Leave the pictures out, and retype all of the material exactly as written.

◇ ◇ ◇ ◇ ◇

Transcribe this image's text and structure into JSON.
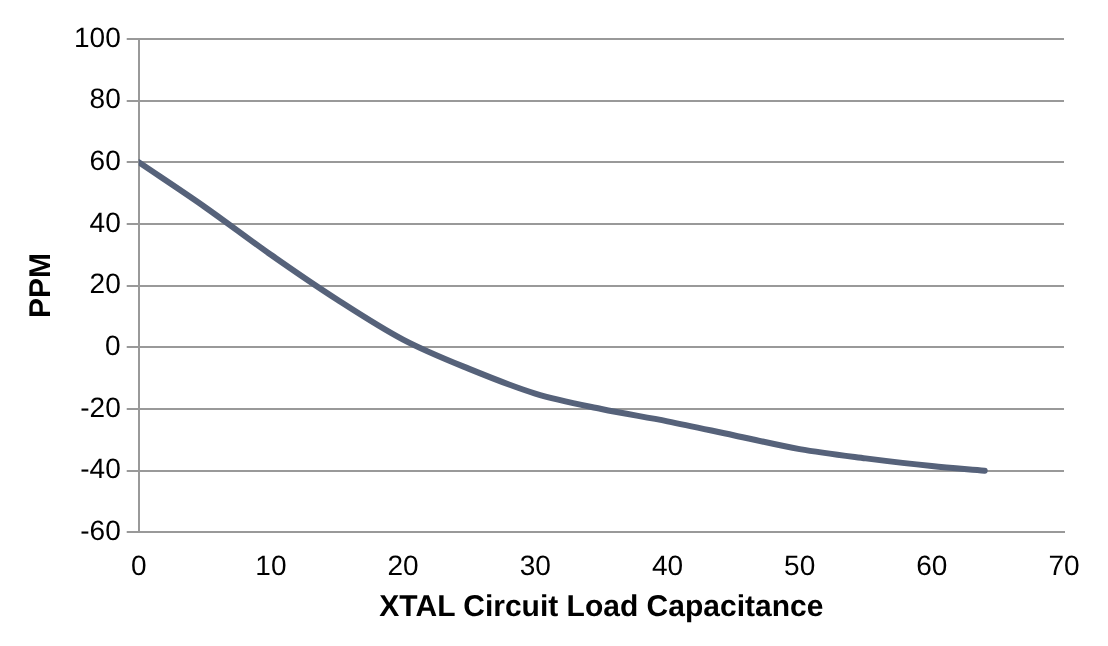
{
  "chart_data": {
    "type": "line",
    "xlabel": "XTAL Circuit Load Capacitance",
    "ylabel": "PPM",
    "x": [
      0,
      5,
      10,
      15,
      20,
      25,
      30,
      35,
      40,
      45,
      50,
      55,
      60,
      64
    ],
    "series": [
      {
        "color": "#56627a",
        "values": [
          60,
          45.5,
          30,
          15.5,
          2.5,
          -7,
          -15,
          -20,
          -24,
          -28.5,
          -33,
          -36,
          -38.5,
          -40
        ]
      }
    ],
    "xlim": [
      0,
      70
    ],
    "xticks": [
      0,
      10,
      20,
      30,
      40,
      50,
      60,
      70
    ],
    "ylim": [
      -60,
      100
    ],
    "yticks": [
      -60,
      -40,
      -20,
      0,
      20,
      40,
      60,
      80,
      100
    ],
    "grid": "y",
    "legend": false,
    "marker": "none",
    "line_style": "solid"
  }
}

◇ ◇ ◇ ◇ ◇

### [Expected answer]
Transcribe this image's text and structure into JSON.
{
  "chart_data": {
    "type": "line",
    "xlabel": "XTAL Circuit Load Capacitance",
    "ylabel": "PPM",
    "x": [
      0,
      5,
      10,
      15,
      20,
      25,
      30,
      35,
      40,
      45,
      50,
      55,
      60,
      64
    ],
    "series": [
      {
        "color": "#56627a",
        "values": [
          60,
          45.5,
          30,
          15.5,
          2.5,
          -7,
          -15,
          -20,
          -24,
          -28.5,
          -33,
          -36,
          -38.5,
          -40
        ]
      }
    ],
    "xlim": [
      0,
      70
    ],
    "xticks": [
      0,
      10,
      20,
      30,
      40,
      50,
      60,
      70
    ],
    "ylim": [
      -60,
      100
    ],
    "yticks": [
      -60,
      -40,
      -20,
      0,
      20,
      40,
      60,
      80,
      100
    ],
    "grid": "y",
    "legend": false,
    "marker": "none",
    "line_style": "solid"
  }
}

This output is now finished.